There’s no doubt that from a developer’s standpoint, the breadth of big data can seem both exciting and overwhelming. And there’s a dizzying number of big data analytics tools to help us interpret and connect for sensible linked data. In fact, with no right tool, it may seem better to just create your own. We do not recommend that. Instead of starting from scratch, today we offer you some tips on how to take advantage of existing Linked Data networks to make sense of this world of data and the people living in it.
Founder of Apiwise and 15-year veteran of the API space, Dimitri van Hees said that, beyond these buzzwords, big data is really all about three things: Quality, Quantity and Price. He went onto mention that Privacy is an obvious fourth, but that was outside the realm of his APIcon talk.
How do you judge the Quality of Data?
- Is it machine-readable?
- Is it accessible via web services?
- Is it up-to-date?
- Is it verifiable?
How do you judge the Quantity of Data?
- Can we store the data?
- Can we process it? Is it processible and do we have the power to compute it all?
- Is it a representative cross-section of data to mean anything?
How do you judge the Price of Data?
- What does it cost?
- Do we need an API key? (Then not called Open Data)
- Are we allowed to use it at all?
- Can we use it for commercial use? (Even more important after the Supreme Court didn’t take up Google v. Oracle.)
Van Hees finds that folks are often overwhelmed by the idea of big data — “I can’t do that. I don’t have access to that. I’m not Google.” His work at Freshheads involved working with clients to actualize any online ambitions, including taking advantage of big data. And he’s found that just about everything is possible, and new big data sets are being released every day.
──────
What you will do:
1. In the big data passage, what three things does Dimitri van Hees say big data is really about?
2. Output the part of the rows that opens with their first line and closes with the line containing "x-tick-label: -1 — [502, 546, 513, 559]", with both of those lines included.
The big data passage and the rows after it have no connection to each other.

Exercise input:
──────
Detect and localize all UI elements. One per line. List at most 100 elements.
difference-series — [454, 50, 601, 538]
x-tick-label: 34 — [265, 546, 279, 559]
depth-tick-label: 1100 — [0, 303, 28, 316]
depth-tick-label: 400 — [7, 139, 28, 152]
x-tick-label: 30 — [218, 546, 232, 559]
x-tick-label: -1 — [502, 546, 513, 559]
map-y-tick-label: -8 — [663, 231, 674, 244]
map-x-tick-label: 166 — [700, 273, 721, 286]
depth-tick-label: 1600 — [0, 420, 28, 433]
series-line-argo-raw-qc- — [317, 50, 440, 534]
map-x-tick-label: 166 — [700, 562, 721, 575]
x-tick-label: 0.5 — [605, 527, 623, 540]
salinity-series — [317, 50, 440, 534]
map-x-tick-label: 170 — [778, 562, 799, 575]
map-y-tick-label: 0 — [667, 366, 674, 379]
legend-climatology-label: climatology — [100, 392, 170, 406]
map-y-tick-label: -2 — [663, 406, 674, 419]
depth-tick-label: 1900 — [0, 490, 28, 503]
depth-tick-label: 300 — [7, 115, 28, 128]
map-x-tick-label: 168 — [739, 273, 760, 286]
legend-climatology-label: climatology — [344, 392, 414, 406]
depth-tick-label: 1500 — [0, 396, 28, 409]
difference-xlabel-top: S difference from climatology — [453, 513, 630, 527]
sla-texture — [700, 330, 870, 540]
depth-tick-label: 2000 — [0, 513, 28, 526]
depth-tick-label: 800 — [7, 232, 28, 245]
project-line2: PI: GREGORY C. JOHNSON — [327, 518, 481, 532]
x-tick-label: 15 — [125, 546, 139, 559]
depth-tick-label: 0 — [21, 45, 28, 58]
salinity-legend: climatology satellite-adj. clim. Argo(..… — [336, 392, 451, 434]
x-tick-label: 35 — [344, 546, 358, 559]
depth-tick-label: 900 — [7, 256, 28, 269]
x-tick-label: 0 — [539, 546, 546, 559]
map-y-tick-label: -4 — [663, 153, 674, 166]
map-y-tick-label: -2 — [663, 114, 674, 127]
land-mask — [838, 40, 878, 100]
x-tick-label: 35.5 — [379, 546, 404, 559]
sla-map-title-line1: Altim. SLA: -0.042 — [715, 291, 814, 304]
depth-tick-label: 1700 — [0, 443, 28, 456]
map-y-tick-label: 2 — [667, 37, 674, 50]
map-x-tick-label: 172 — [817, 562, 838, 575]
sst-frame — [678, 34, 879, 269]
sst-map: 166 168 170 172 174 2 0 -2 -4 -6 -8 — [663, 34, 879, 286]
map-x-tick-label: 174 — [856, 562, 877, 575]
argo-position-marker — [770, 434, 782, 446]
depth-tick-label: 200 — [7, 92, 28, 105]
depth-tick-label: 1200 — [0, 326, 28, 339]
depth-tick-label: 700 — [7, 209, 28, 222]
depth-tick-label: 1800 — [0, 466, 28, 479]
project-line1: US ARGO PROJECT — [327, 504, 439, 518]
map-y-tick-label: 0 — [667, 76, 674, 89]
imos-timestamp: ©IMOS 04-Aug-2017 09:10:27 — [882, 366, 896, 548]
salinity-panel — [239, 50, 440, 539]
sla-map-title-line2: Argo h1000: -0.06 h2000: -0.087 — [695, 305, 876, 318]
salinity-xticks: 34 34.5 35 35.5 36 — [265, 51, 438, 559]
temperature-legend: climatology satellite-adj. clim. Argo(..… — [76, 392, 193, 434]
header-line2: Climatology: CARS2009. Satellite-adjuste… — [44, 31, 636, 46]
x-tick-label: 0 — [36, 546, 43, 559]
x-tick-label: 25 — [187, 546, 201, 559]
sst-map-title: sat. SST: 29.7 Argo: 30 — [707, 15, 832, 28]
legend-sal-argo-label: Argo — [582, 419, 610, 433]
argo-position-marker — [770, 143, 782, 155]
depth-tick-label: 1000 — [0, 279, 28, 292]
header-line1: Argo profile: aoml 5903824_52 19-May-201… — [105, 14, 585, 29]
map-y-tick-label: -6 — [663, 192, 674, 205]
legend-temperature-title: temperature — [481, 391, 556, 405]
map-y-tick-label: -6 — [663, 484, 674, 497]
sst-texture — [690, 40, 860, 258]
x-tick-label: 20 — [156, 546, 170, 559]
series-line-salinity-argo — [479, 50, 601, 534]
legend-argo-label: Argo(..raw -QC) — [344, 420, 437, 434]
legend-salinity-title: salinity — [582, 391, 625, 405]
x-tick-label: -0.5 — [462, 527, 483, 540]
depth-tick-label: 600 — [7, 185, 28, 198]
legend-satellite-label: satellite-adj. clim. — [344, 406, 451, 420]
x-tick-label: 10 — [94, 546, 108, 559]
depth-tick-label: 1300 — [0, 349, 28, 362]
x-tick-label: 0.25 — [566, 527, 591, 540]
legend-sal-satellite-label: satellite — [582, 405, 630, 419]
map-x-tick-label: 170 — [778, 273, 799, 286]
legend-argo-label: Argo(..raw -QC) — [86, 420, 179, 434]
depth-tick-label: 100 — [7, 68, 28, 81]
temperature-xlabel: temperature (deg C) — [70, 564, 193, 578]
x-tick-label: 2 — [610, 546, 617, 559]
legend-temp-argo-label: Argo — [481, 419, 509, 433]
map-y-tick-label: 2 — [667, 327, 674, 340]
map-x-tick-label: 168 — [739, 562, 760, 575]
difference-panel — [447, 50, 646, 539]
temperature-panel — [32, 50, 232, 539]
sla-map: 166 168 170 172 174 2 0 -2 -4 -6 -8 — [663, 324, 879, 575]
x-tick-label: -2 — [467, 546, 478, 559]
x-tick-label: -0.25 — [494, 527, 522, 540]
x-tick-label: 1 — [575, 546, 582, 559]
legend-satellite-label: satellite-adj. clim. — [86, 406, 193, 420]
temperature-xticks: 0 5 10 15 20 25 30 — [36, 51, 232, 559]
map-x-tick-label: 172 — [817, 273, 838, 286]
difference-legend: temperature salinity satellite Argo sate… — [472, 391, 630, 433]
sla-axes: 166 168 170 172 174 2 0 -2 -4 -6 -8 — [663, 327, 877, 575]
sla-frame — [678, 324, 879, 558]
──────
Solutions by task:
1. Quality, Quantity and Price.

2.
Detect and localize all UI elements. One per line. List at most 100 elements.
difference-series — [454, 50, 601, 538]
x-tick-label: 34 — [265, 546, 279, 559]
depth-tick-label: 1100 — [0, 303, 28, 316]
depth-tick-label: 400 — [7, 139, 28, 152]
x-tick-label: 30 — [218, 546, 232, 559]
x-tick-label: -1 — [502, 546, 513, 559]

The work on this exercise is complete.